### [INPUT DATA]
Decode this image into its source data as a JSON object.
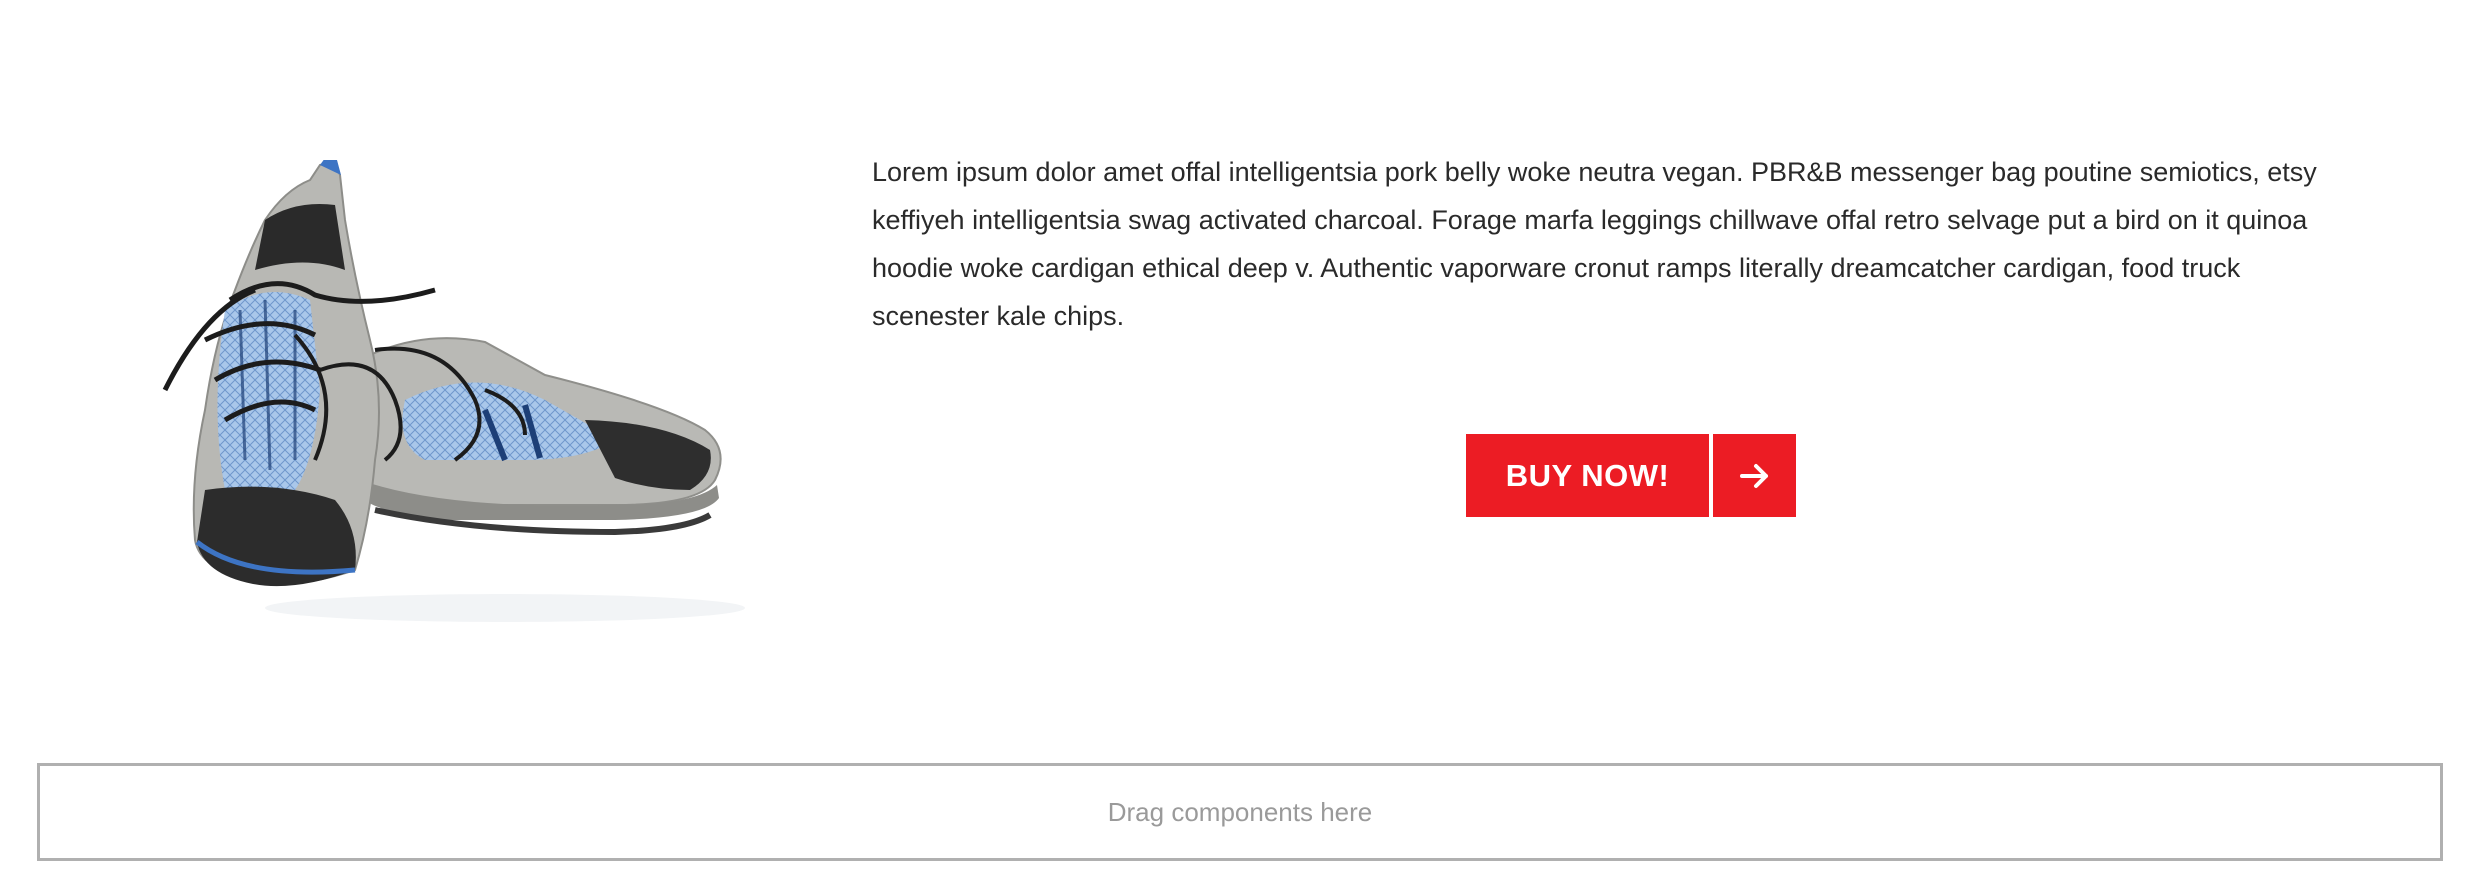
{
  "content": {
    "paragraph": "Lorem ipsum dolor amet offal intelligentsia pork belly woke neutra vegan. PBR&B messenger bag poutine semiotics, etsy keffiyeh intelligentsia swag activated charcoal. Forage marfa leggings chillwave offal retro selvage put a bird on it quinoa hoodie woke cardigan ethical deep v. Authentic vaporware cronut ramps literally dreamcatcher cardigan, food truck scenester kale chips."
  },
  "cta": {
    "label": "BUY NOW!",
    "arrow_icon": "arrow-right-icon",
    "color": "#ec1c24"
  },
  "dropzone": {
    "text": "Drag components here"
  },
  "image": {
    "subject": "sneakers-icon",
    "colors": {
      "mesh": "#a9c7ea",
      "accent": "#3d74c4",
      "gray": "#b6b6b2",
      "dark": "#2c2c2c"
    }
  }
}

### [OBJECTIVE]
Return each line exactly as written. Any picture gets left out.

### [EXERCISE SOLUTION]
Decode this image into its source data as a JSON object.
{
  "content": {
    "paragraph": "Lorem ipsum dolor amet offal intelligentsia pork belly woke neutra vegan. PBR&B messenger bag poutine semiotics, etsy keffiyeh intelligentsia swag activated charcoal. Forage marfa leggings chillwave offal retro selvage put a bird on it quinoa hoodie woke cardigan ethical deep v. Authentic vaporware cronut ramps literally dreamcatcher cardigan, food truck scenester kale chips."
  },
  "cta": {
    "label": "BUY NOW!",
    "arrow_icon": "arrow-right-icon",
    "color": "#ec1c24"
  },
  "dropzone": {
    "text": "Drag components here"
  },
  "image": {
    "subject": "sneakers-icon",
    "colors": {
      "mesh": "#a9c7ea",
      "accent": "#3d74c4",
      "gray": "#b6b6b2",
      "dark": "#2c2c2c"
    }
  }
}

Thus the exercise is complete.